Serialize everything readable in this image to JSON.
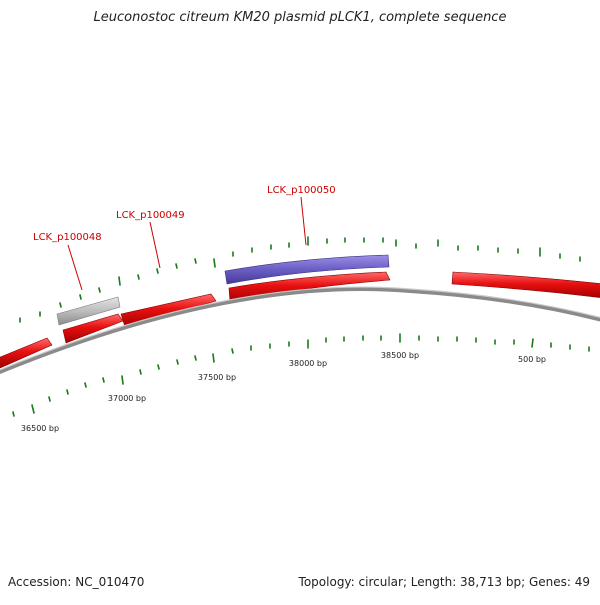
{
  "title": "Leuconostoc citreum KM20 plasmid pLCK1, complete sequence",
  "accession": "Accession: NC_010470",
  "summary": "Topology: circular; Length: 38,713 bp; Genes: 49",
  "colors": {
    "backbone": "#888888",
    "gene_forward": "#e81010",
    "gene_selected": "#6e62c8",
    "gene_other": "#bdbdbd",
    "tick": "#1a7a1a",
    "label": "#cc0000"
  },
  "gene_labels": [
    "LCK_p100048",
    "LCK_p100049",
    "LCK_p100050"
  ],
  "scale_labels": [
    "36500 bp",
    "37000 bp",
    "37500 bp",
    "38000 bp",
    "38500 bp",
    "500 bp"
  ]
}
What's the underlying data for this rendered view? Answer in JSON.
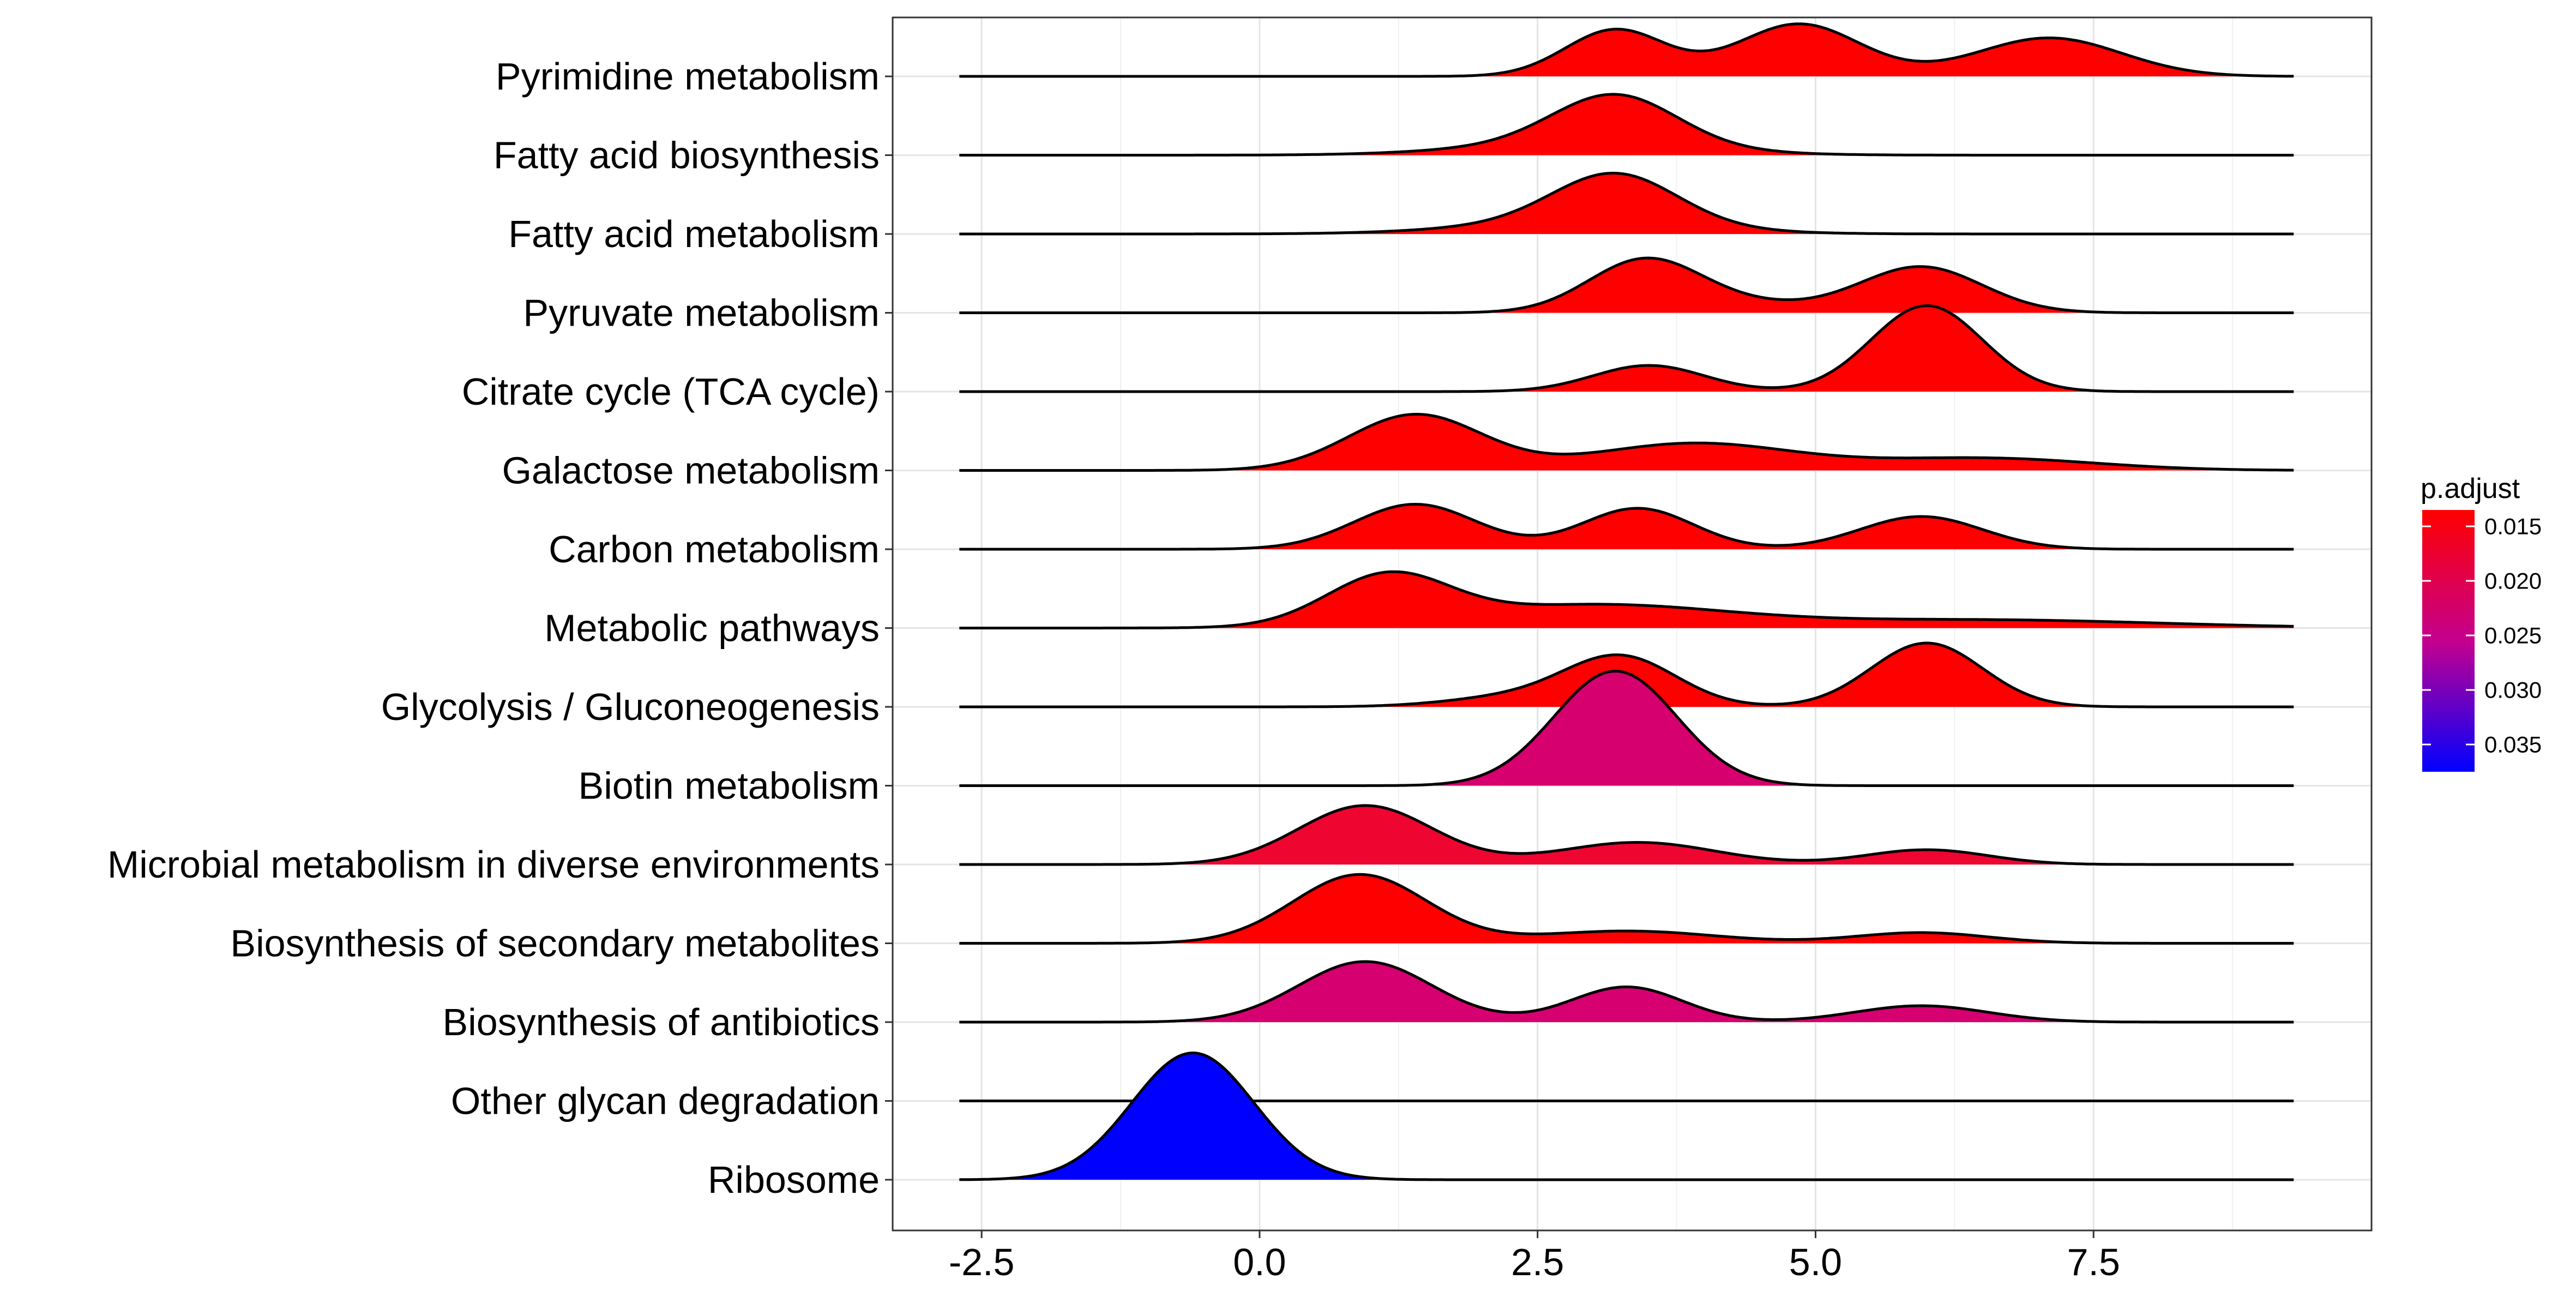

■ Problem statement ■
The expected answer is an unaltered copy of the listing, images removed.

■ Output of the task ■
Serialize everything readable in this image to JSON.
{
  "title": "Leuconostoc citreum KM20 plasmid pLCK1, complete sequence",
  "accession": "Accession: NC_010470",
  "summary": "Topology: circular; Length: 38,713 bp; Genes: 49",
  "colors": {
    "backbone": "#888888",
    "gene_forward": "#e81010",
    "gene_selected": "#6e62c8",
    "gene_other": "#bdbdbd",
    "tick": "#1a7a1a",
    "label": "#cc0000"
  },
  "gene_labels": [
    "LCK_p100048",
    "LCK_p100049",
    "LCK_p100050"
  ],
  "scale_labels": [
    "36500 bp",
    "37000 bp",
    "37500 bp",
    "38000 bp",
    "38500 bp",
    "500 bp"
  ]
}
What's the underlying data for this rendered view? Answer in JSON.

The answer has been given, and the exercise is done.